Given instruction – Using the records below, locate all lines containing "сақлаш" and return them.

Data provided –
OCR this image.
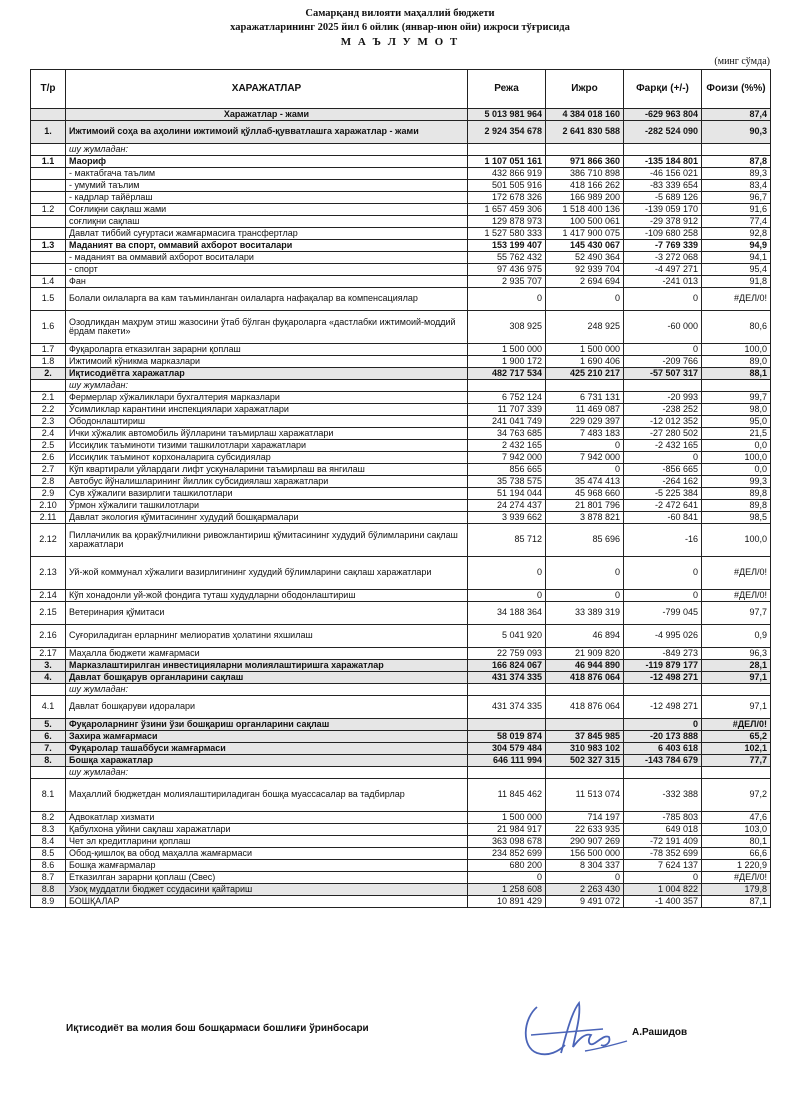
Самарқанд вилояти маҳаллий бюджети
харажатларининг 2025 йил 6 ойлик (январ-июн ойи) ижроси тўғрисида
М А Ъ Л У М О Т
(минг сўмда)
Т/р	ХАРАЖАТЛАР	Режа	Ижро	Фарқи (+/-)	Фоизи (%%)
	Харажатлар - жами	5 013 981 964	4 384 018 160	-629 963 804	87,4
1.	Ижтимоий соҳа ва аҳолини ижтимоий қўллаб-қувватлашга харажатлар - жами	2 924 354 678	2 641 830 588	-282 524 090	90,3
	шу жумладан:				
1.1	Маориф	1 107 051 161	971 866 360	-135 184 801	87,8
	- мактабгача таълим	432 866 919	386 710 898	-46 156 021	89,3
	- умумий таълим	501 505 916	418 166 262	-83 339 654	83,4
	- кадрлар тайёрлаш	172 678 326	166 989 200	-5 689 126	96,7
1.2	Соғлиқни сақлаш жами	1 657 459 306	1 518 400 136	-139 059 170	91,6
	соғлиқни сақлаш	129 878 973	100 500 061	-29 378 912	77,4
	Давлат тиббий суғуртаси жамғармасига трансфертлар	1 527 580 333	1 417 900 075	-109 680 258	92,8
1.3	Маданият ва спорт, оммавий ахборот воситалари	153 199 407	145 430 067	-7 769 339	94,9
	- маданият ва оммавий ахборот воситалари	55 762 432	52 490 364	-3 272 068	94,1
	- спорт	97 436 975	92 939 704	-4 497 271	95,4
1.4	Фан	2 935 707	2 694 694	-241 013	91,8
1.5	Болали оилаларга ва кам таъминланган оилаларга нафақалар ва компенсациялар	0	0	0	#ДЕЛ/0!
1.6	Озодликдан маҳрум этиш жазосини ўтаб бўлган фуқароларга «дастлабки ижтимоий-моддий ёрдам пакети»	308 925	248 925	-60 000	80,6
1.7	Фуқароларга етказилган зарарни қоплаш	1 500 000	1 500 000	0	100,0
1.8	Ижтимоий кўникма марказлари	1 900 172	1 690 406	-209 766	89,0
2.	Иқтисодиётга харажатлар	482 717 534	425 210 217	-57 507 317	88,1
	шу жумладан:				
2.1	Фермерлар хўжаликлари бухгалтерия марказлари	6 752 124	6 731 131	-20 993	99,7
2.2	Ўсимликлар карантини инспекциялари харажатлари	11 707 339	11 469 087	-238 252	98,0
2.3	Ободонлаштириш	241 041 749	229 029 397	-12 012 352	95,0
2.4	Ички хўжалик автомобиль йўлларини таъмирлаш харажатлари	34 763 685	7 483 183	-27 280 502	21,5
2.5	Иссиқлик таъминоти тизими ташкилотлари харажатлари	2 432 165	0	-2 432 165	0,0
2.6	Иссиқлик таъминот корхоналарига субсидиялар	7 942 000	7 942 000	0	100,0
2.7	Кўп квартирали уйлардаги лифт ускуналарини таъмирлаш ва янгилаш	856 665	0	-856 665	0,0
2.8	Автобус йўналишларининг йиллик субсидиялаш харажатлари	35 738 575	35 474 413	-264 162	99,3
2.9	Сув хўжалиги вазирлиги ташкилотлари	51 194 044	45 968 660	-5 225 384	89,8
2.10	Ўрмон хўжалиги ташкилотлари	24 274 437	21 801 796	-2 472 641	89,8
2.11	Давлат экология қўмитасининг худудий бошқармалари	3 939 662	3 878 821	-60 841	98,5
2.12	Пиллачилик ва қоракўлчиликни ривожлантириш қўмитасининг худудий бўлимларини сақлаш харажатлари	85 712	85 696	-16	100,0
2.13	Уй-жой коммунал хўжалиги вазирлигининг худудий бўлимларини сақлаш харажатлари	0	0	0	#ДЕЛ/0!
2.14	Кўп хонадонли уй-жой фондига туташ худудларни ободонлаштириш	0	0	0	#ДЕЛ/0!
2.15	Ветеринария қўмитаси	34 188 364	33 389 319	-799 045	97,7
2.16	Суғориладиган ерларнинг мелиоратив ҳолатини яхшилаш	5 041 920	46 894	-4 995 026	0,9
2.17	Маҳалла бюджети жамғармаси	22 759 093	21 909 820	-849 273	96,3
3.	Марказлаштирилган инвестицияларни молиялаштиришга харажатлар	166 824 067	46 944 890	-119 879 177	28,1
4.	Давлат бошқарув органларини сақлаш	431 374 335	418 876 064	-12 498 271	97,1
	шу жумладан:				
4.1	Давлат бошқаруви идоралари	431 374 335	418 876 064	-12 498 271	97,1
5.	Фуқароларнинг ўзини ўзи бошқариш органларини сақлаш			0	#ДЕЛ/0!
6.	Захира жамғармаси	58 019 874	37 845 985	-20 173 888	65,2
7.	Фуқаролар ташаббуси жамғармаси	304 579 484	310 983 102	6 403 618	102,1
8.	Бошқа харажатлар	646 111 994	502 327 315	-143 784 679	77,7
	шу жумладан:				
8.1	Маҳаллий бюджетдан молиялаштириладиган бошқа муассасалар ва тадбирлар	11 845 462	11 513 074	-332 388	97,2
8.2	Адвокатлар хизмати	1 500 000	714 197	-785 803	47,6
8.3	Қабулхона уйини сақлаш харажатлари	21 984 917	22 633 935	649 018	103,0
8.4	Чет эл кредитларини қоплаш	363 098 678	290 907 269	-72 191 409	80,1
8.5	Обод-қишлоқ ва обод маҳалла жамғармаси	234 852 699	156 500 000	-78 352 699	66,6
8.6	Бошқа жамғармалар	680 200	8 304 337	7 624 137	1 220,9
8.7	Етказилган зарарни қоплаш (Свес)	0	0	0	#ДЕЛ/0!
8.8	Узоқ муддатли бюджет ссудасини қайтариш	1 258 608	2 263 430	1 004 822	179,8
8.9	БОШҚАЛАР	10 891 429	9 491 072	-1 400 357	87,1
Иқтисодиёт ва молия бош бошқармаси бошлиғи ўринбосари	А.Рашидов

Finished answer –
1.2	Соғлиқни сақлаш жами	1 657 459 306	1 518 400 136	-139 059 170	91,6
	соғлиқни сақлаш	129 878 973	100 500 061	-29 378 912	77,4
2.12	Пиллачилик ва қоракўлчиликни ривожлантириш қўмитасининг худудий бўлимларини сақлаш харажатлари	85 712	85 696	-16	100,0
2.13	Уй-жой коммунал хўжалиги вазирлигининг худудий бўлимларини сақлаш харажатлари	0	0	0	#ДЕЛ/0!
4.	Давлат бошқарув органларини сақлаш	431 374 335	418 876 064	-12 498 271	97,1
5.	Фуқароларнинг ўзини ўзи бошқариш органларини сақлаш			0	#ДЕЛ/0!
8.3	Қабулхона уйини сақлаш харажатлари	21 984 917	22 633 935	649 018	103,0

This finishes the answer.